Dataset items
-=-=-=-=-

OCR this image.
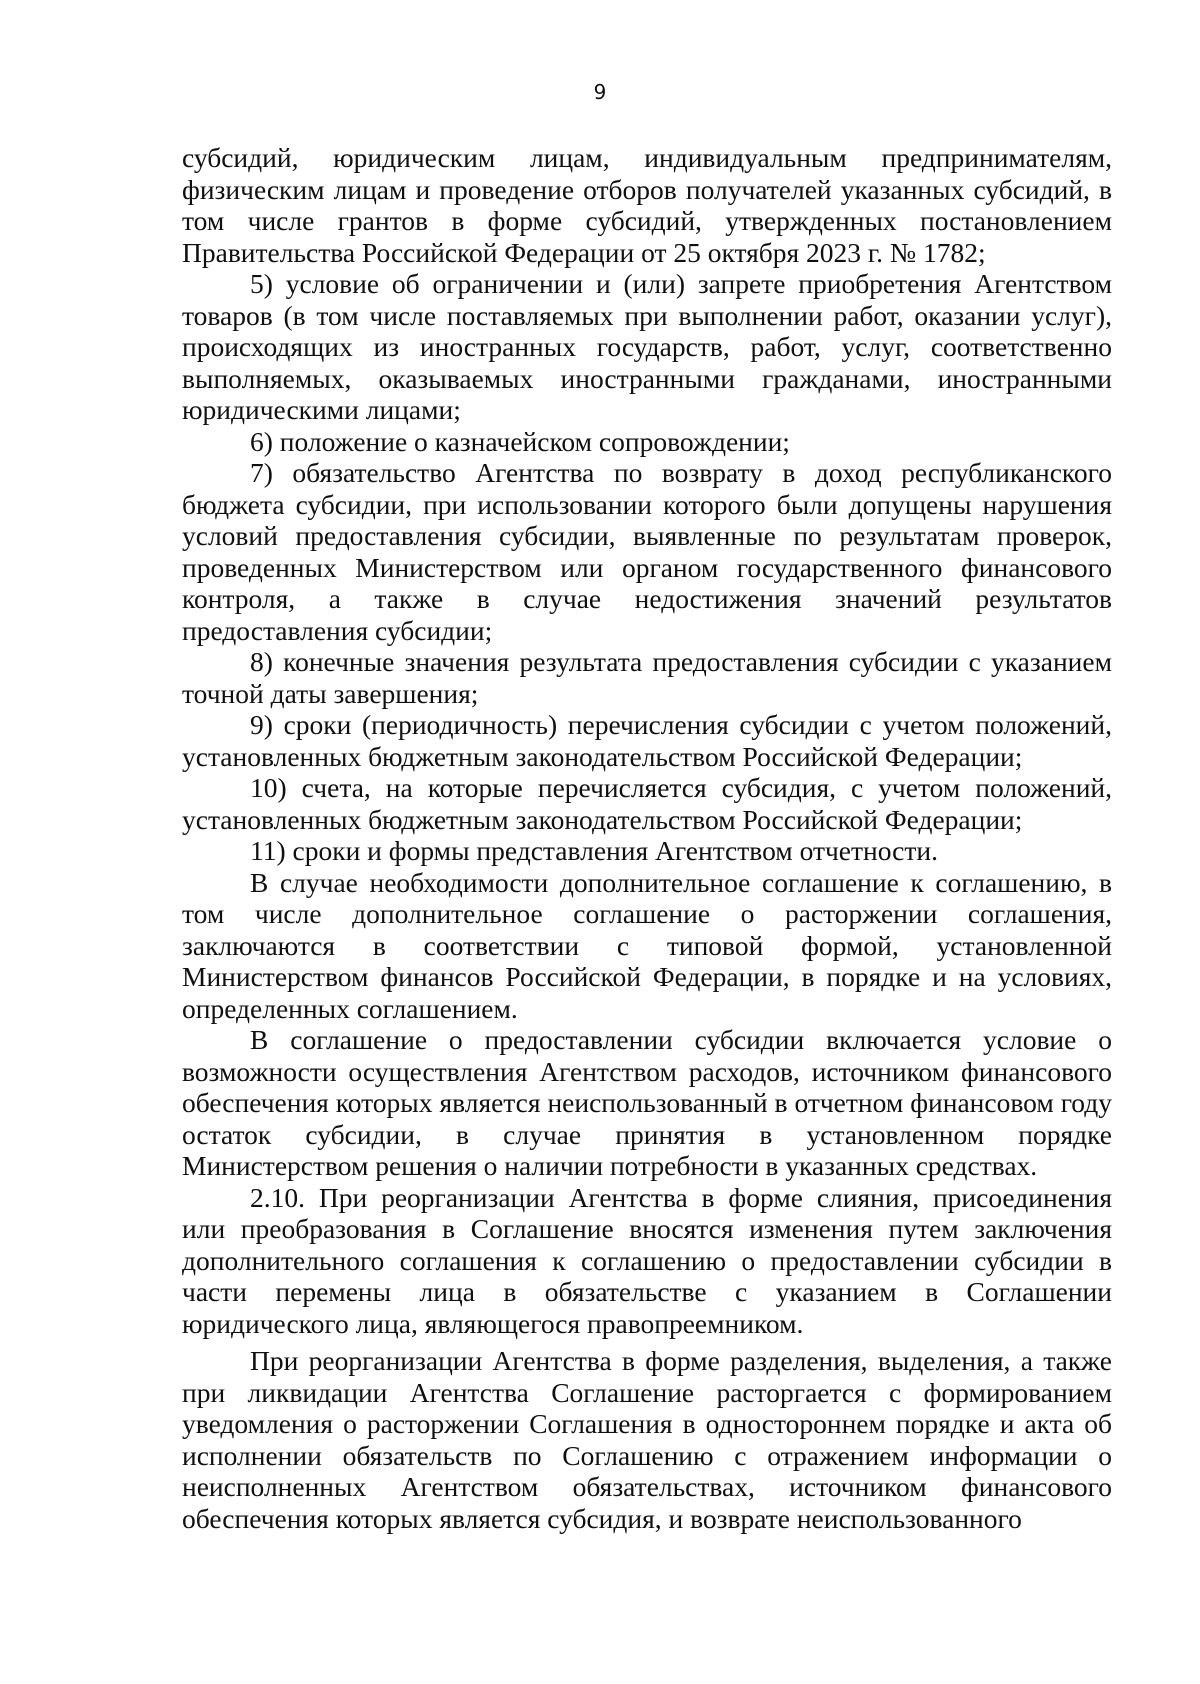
9

субсидий, юридическим лицам, индивидуальным предпринимателям, физическим лицам и проведение отборов получателей указанных субсидий, в том числе грантов в форме субсидий, утвержденных постановлением Правительства Российской Федерации от 25 октября 2023 г. № 1782;

5) условие об ограничении и (или) запрете приобретения Агентством товаров (в том числе поставляемых при выполнении работ, оказании услуг), происходящих из иностранных государств, работ, услуг, соответственно выполняемых, оказываемых иностранными гражданами, иностранными юридическими лицами;

6) положение о казначейском сопровождении;

7) обязательство Агентства по возврату в доход республиканского бюджета субсидии, при использовании которого были допущены нарушения условий предоставления субсидии, выявленные по результатам проверок, проведенных Министерством или органом государственного финансового контроля, а также в случае недостижения значений результатов предоставления субсидии;

8) конечные значения результата предоставления субсидии с указанием точной даты завершения;

9) сроки (периодичность) перечисления субсидии с учетом положений, установленных бюджетным законодательством Российской Федерации;

10) счета, на которые перечисляется субсидия, с учетом положений, установленных бюджетным законодательством Российской Федерации;

11) сроки и формы представления Агентством отчетности.

В случае необходимости дополнительное соглашение к соглашению, в том числе дополнительное соглашение о расторжении соглашения, заключаются в соответствии с типовой формой, установленной Министерством финансов Российской Федерации, в порядке и на условиях, определенных соглашением.

В соглашение о предоставлении субсидии включается условие о возможности осуществления Агентством расходов, источником финансового обеспечения которых является неиспользованный в отчетном финансовом году остаток субсидии, в случае принятия в установленном порядке Министерством решения о наличии потребности в указанных средствах.

2.10. При реорганизации Агентства в форме слияния, присоединения или преобразования в Соглашение вносятся изменения путем заключения дополнительного соглашения к соглашению о предоставлении субсидии в части перемены лица в обязательстве с указанием в Соглашении юридического лица, являющегося правопреемником.

При реорганизации Агентства в форме разделения, выделения, а также при ликвидации Агентства Соглашение расторгается с формированием уведомления о расторжении Соглашения в одностороннем порядке и акта об исполнении обязательств по Соглашению с отражением информации о неисполненных Агентством обязательствах, источником финансового обеспечения которых является субсидия, и возврате неиспользованного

-=-=-=-=-

All of the material above should be reproduced exactly, except the pictures.

Result below:
OCR this image.
9

субсидий, юридическим лицам, индивидуальным предпринимателям, физическим лицам и проведение отборов получателей указанных субсидий, в том числе грантов в форме субсидий, утвержденных постановлением Правительства Российской Федерации от 25 октября 2023 г. № 1782;

5) условие об ограничении и (или) запрете приобретения Агентством товаров (в том числе поставляемых при выполнении работ, оказании услуг), происходящих из иностранных государств, работ, услуг, соответственно выполняемых, оказываемых иностранными гражданами, иностранными юридическими лицами;

6) положение о казначейском сопровождении;

7) обязательство Агентства по возврату в доход республиканского бюджета субсидии, при использовании которого были допущены нарушения условий предоставления субсидии, выявленные по результатам проверок, проведенных Министерством или органом государственного финансового контроля, а также в случае недостижения значений результатов предоставления субсидии;

8) конечные значения результата предоставления субсидии с указанием точной даты завершения;

9) сроки (периодичность) перечисления субсидии с учетом положений, установленных бюджетным законодательством Российской Федерации;

10) счета, на которые перечисляется субсидия, с учетом положений, установленных бюджетным законодательством Российской Федерации;

11) сроки и формы представления Агентством отчетности.

В случае необходимости дополнительное соглашение к соглашению, в том числе дополнительное соглашение о расторжении соглашения, заключаются в соответствии с типовой формой, установленной Министерством финансов Российской Федерации, в порядке и на условиях, определенных соглашением.

В соглашение о предоставлении субсидии включается условие о возможности осуществления Агентством расходов, источником финансового обеспечения которых является неиспользованный в отчетном финансовом году остаток субсидии, в случае принятия в установленном порядке Министерством решения о наличии потребности в указанных средствах.

2.10. При реорганизации Агентства в форме слияния, присоединения или преобразования в Соглашение вносятся изменения путем заключения дополнительного соглашения к соглашению о предоставлении субсидии в части перемены лица в обязательстве с указанием в Соглашении юридического лица, являющегося правопреемником.

При реорганизации Агентства в форме разделения, выделения, а также при ликвидации Агентства Соглашение расторгается с формированием уведомления о расторжении Соглашения в одностороннем порядке и акта об исполнении обязательств по Соглашению с отражением информации о неисполненных Агентством обязательствах, источником финансового обеспечения которых является субсидия, и возврате неиспользованного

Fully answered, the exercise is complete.